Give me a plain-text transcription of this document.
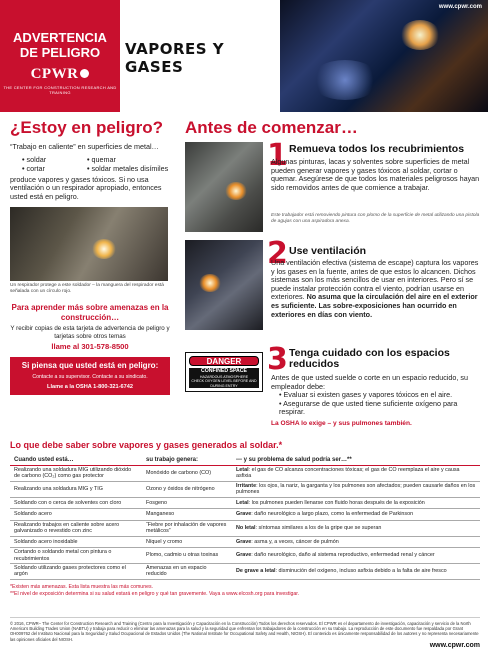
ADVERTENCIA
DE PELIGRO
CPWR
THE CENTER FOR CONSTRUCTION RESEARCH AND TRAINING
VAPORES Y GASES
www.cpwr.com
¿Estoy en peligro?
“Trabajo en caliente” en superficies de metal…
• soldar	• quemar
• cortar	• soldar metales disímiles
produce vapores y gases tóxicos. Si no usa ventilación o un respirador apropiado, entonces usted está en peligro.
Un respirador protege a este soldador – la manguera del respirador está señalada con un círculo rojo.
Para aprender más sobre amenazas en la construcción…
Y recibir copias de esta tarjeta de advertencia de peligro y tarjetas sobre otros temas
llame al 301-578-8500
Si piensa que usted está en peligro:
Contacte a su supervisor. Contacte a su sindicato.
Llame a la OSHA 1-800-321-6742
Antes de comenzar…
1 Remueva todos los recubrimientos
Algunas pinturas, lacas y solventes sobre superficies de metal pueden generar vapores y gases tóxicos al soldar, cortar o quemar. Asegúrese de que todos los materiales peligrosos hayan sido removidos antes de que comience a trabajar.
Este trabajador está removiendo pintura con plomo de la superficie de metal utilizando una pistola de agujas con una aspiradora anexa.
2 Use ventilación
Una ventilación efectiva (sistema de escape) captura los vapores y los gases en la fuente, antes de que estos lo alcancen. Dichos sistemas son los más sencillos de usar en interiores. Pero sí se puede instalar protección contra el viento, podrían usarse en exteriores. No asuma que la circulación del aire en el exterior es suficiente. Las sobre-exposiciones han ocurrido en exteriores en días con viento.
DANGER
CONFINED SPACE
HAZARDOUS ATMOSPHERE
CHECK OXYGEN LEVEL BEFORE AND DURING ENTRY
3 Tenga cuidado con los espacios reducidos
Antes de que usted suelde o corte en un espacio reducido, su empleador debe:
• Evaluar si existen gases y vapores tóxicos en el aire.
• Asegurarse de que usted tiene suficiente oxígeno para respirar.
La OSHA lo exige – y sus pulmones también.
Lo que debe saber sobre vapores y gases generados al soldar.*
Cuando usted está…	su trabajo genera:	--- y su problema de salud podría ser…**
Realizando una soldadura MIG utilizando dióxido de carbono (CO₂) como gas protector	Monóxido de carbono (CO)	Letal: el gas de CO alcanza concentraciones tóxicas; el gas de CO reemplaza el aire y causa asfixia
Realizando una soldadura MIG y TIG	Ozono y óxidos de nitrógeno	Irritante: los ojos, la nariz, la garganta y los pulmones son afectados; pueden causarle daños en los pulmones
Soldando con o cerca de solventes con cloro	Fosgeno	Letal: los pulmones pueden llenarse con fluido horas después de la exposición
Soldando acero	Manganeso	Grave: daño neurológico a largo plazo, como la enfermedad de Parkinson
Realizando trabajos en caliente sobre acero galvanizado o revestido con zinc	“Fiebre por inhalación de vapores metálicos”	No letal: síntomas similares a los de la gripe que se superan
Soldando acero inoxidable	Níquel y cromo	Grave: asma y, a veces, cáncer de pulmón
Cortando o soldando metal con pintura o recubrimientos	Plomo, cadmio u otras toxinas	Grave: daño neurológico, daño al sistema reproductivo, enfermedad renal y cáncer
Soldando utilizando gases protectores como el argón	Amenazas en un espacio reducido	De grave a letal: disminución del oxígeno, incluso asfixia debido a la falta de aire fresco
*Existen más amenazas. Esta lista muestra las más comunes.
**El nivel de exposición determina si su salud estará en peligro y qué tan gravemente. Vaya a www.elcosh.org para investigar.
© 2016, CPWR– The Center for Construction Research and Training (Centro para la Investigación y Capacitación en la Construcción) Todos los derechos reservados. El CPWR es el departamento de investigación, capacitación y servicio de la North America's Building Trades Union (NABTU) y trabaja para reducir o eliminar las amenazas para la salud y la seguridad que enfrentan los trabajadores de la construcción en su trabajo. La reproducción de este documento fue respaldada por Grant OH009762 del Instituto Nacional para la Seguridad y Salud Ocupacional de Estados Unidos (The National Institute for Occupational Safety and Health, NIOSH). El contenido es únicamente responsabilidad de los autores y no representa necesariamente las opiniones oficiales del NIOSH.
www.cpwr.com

--------

## EXERCISE PROMPT
For each line of the data that has the word "quemar", report that line.

## ANSWER BOX
• soldar	• quemar
Algunas pinturas, lacas y solventes sobre superficies de metal pueden generar vapores y gases tóxicos al soldar, cortar o quemar. Asegúrese de que todos los materiales peligrosos hayan sido removidos antes de que comience a trabajar.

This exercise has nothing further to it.